Excerpt from a dataset -
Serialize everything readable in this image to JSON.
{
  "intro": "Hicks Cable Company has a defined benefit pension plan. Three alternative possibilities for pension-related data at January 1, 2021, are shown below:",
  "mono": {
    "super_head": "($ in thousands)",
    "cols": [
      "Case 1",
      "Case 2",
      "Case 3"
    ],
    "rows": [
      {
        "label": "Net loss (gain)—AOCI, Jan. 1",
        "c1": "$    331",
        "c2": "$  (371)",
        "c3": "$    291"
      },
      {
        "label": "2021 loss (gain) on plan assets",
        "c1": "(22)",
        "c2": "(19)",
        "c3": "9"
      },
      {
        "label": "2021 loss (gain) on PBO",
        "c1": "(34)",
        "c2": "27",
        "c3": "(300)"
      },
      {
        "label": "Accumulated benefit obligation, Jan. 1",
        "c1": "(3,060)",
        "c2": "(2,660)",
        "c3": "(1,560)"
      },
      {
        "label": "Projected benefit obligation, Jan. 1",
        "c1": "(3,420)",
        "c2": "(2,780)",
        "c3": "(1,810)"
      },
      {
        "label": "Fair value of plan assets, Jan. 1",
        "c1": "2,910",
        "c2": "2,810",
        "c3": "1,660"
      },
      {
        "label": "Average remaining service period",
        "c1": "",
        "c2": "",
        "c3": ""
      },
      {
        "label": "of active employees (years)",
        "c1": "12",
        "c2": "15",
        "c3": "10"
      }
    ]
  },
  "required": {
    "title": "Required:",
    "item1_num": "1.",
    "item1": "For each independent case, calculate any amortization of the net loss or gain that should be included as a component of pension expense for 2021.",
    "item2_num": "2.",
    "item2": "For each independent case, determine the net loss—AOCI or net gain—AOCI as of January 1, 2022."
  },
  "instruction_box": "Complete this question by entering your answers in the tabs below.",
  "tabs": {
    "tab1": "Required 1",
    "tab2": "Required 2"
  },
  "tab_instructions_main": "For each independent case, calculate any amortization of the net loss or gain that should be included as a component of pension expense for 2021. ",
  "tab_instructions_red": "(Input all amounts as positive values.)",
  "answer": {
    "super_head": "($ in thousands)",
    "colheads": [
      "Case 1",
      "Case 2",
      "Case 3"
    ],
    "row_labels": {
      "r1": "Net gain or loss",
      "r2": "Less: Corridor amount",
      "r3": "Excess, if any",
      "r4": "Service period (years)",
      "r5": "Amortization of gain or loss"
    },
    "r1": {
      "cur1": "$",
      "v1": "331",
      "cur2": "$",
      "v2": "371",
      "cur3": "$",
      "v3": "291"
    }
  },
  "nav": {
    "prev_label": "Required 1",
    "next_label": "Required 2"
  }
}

WHAT TO DO - Your task is to repeat every line exactly.

ANSWER FOR THE TASK -
Serialize everything readable in this image to JSON.
{
  "intro": "Hicks Cable Company has a defined benefit pension plan. Three alternative possibilities for pension-related data at January 1, 2021, are shown below:",
  "mono": {
    "super_head": "($ in thousands)",
    "cols": [
      "Case 1",
      "Case 2",
      "Case 3"
    ],
    "rows": [
      {
        "label": "Net loss (gain)—AOCI, Jan. 1",
        "c1": "$    331",
        "c2": "$  (371)",
        "c3": "$    291"
      },
      {
        "label": "2021 loss (gain) on plan assets",
        "c1": "(22)",
        "c2": "(19)",
        "c3": "9"
      },
      {
        "label": "2021 loss (gain) on PBO",
        "c1": "(34)",
        "c2": "27",
        "c3": "(300)"
      },
      {
        "label": "Accumulated benefit obligation, Jan. 1",
        "c1": "(3,060)",
        "c2": "(2,660)",
        "c3": "(1,560)"
      },
      {
        "label": "Projected benefit obligation, Jan. 1",
        "c1": "(3,420)",
        "c2": "(2,780)",
        "c3": "(1,810)"
      },
      {
        "label": "Fair value of plan assets, Jan. 1",
        "c1": "2,910",
        "c2": "2,810",
        "c3": "1,660"
      },
      {
        "label": "Average remaining service period",
        "c1": "",
        "c2": "",
        "c3": ""
      },
      {
        "label": "of active employees (years)",
        "c1": "12",
        "c2": "15",
        "c3": "10"
      }
    ]
  },
  "required": {
    "title": "Required:",
    "item1_num": "1.",
    "item1": "For each independent case, calculate any amortization of the net loss or gain that should be included as a component of pension expense for 2021.",
    "item2_num": "2.",
    "item2": "For each independent case, determine the net loss—AOCI or net gain—AOCI as of January 1, 2022."
  },
  "instruction_box": "Complete this question by entering your answers in the tabs below.",
  "tabs": {
    "tab1": "Required 1",
    "tab2": "Required 2"
  },
  "tab_instructions_main": "For each independent case, calculate any amortization of the net loss or gain that should be included as a component of pension expense for 2021. ",
  "tab_instructions_red": "(Input all amounts as positive values.)",
  "answer": {
    "super_head": "($ in thousands)",
    "colheads": [
      "Case 1",
      "Case 2",
      "Case 3"
    ],
    "row_labels": {
      "r1": "Net gain or loss",
      "r2": "Less: Corridor amount",
      "r3": "Excess, if any",
      "r4": "Service period (years)",
      "r5": "Amortization of gain or loss"
    },
    "r1": {
      "cur1": "$",
      "v1": "331",
      "cur2": "$",
      "v2": "371",
      "cur3": "$",
      "v3": "291"
    }
  },
  "nav": {
    "prev_label": "Required 1",
    "next_label": "Required 2"
  }
}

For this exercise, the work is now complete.